▶ **Goal**
Omit every picture and return the rest of the data unaltered.

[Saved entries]
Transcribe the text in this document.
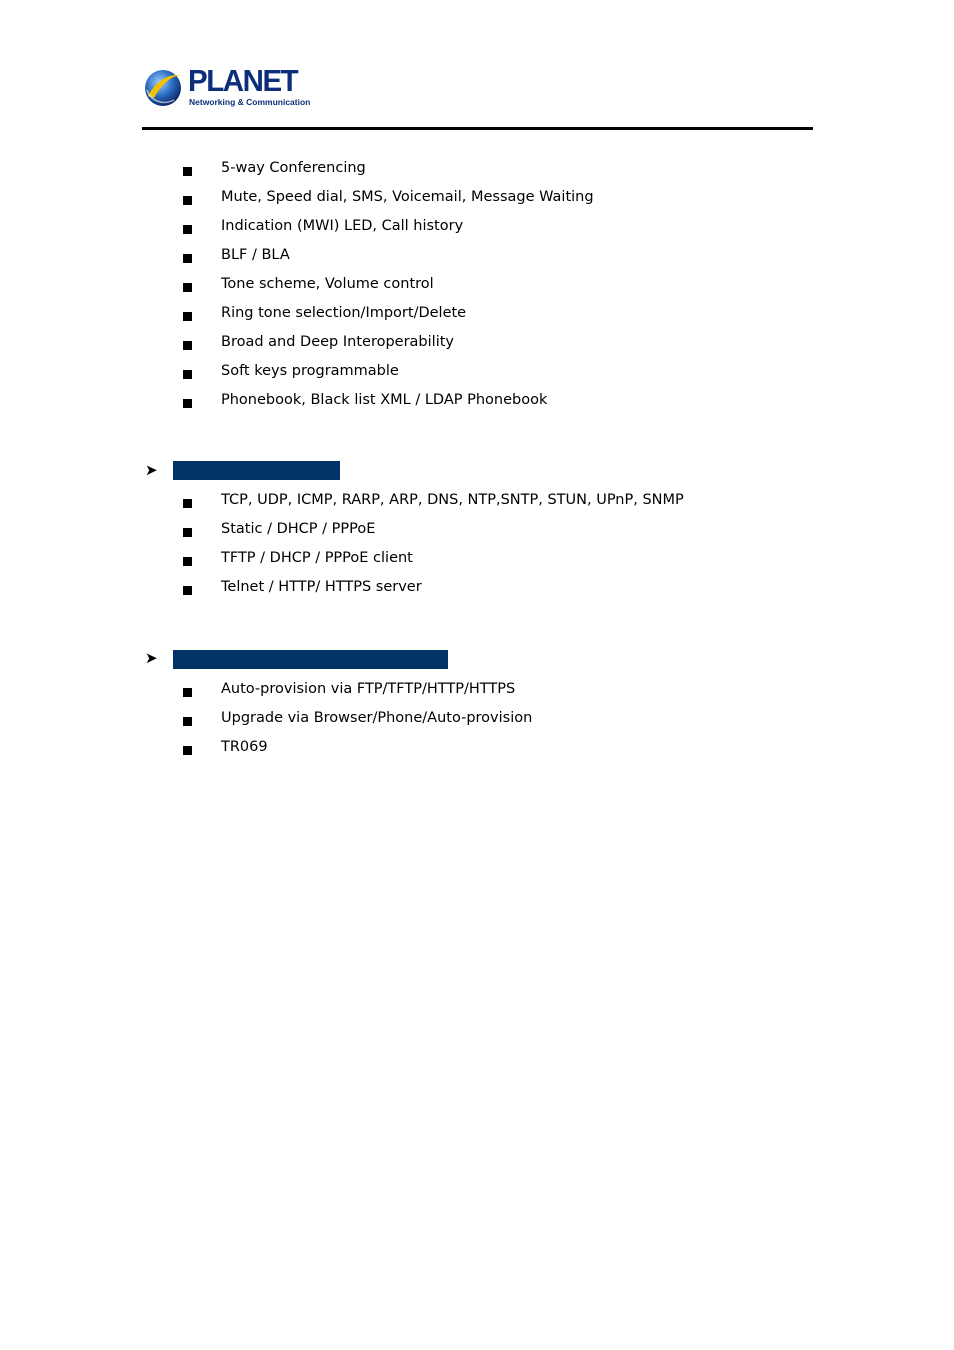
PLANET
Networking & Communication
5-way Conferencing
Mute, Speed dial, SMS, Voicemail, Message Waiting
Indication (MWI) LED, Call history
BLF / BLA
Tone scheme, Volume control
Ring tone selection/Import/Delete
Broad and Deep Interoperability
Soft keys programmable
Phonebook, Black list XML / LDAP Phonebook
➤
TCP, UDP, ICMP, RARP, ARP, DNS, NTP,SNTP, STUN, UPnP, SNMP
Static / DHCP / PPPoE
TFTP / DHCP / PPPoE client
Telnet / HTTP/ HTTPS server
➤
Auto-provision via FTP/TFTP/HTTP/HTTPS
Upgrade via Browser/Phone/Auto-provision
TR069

▶ **Task response**
Transcribe the text in this document.
PLANET
Networking & Communication
5-way Conferencing
Mute, Speed dial, SMS, Voicemail, Message Waiting
Indication (MWI) LED, Call history
BLF / BLA
Tone scheme, Volume control
Ring tone selection/Import/Delete
Broad and Deep Interoperability
Soft keys programmable
Phonebook, Black list XML / LDAP Phonebook
➤
TCP, UDP, ICMP, RARP, ARP, DNS, NTP,SNTP, STUN, UPnP, SNMP
Static / DHCP / PPPoE
TFTP / DHCP / PPPoE client
Telnet / HTTP/ HTTPS server
➤
Auto-provision via FTP/TFTP/HTTP/HTTPS
Upgrade via Browser/Phone/Auto-provision
TR069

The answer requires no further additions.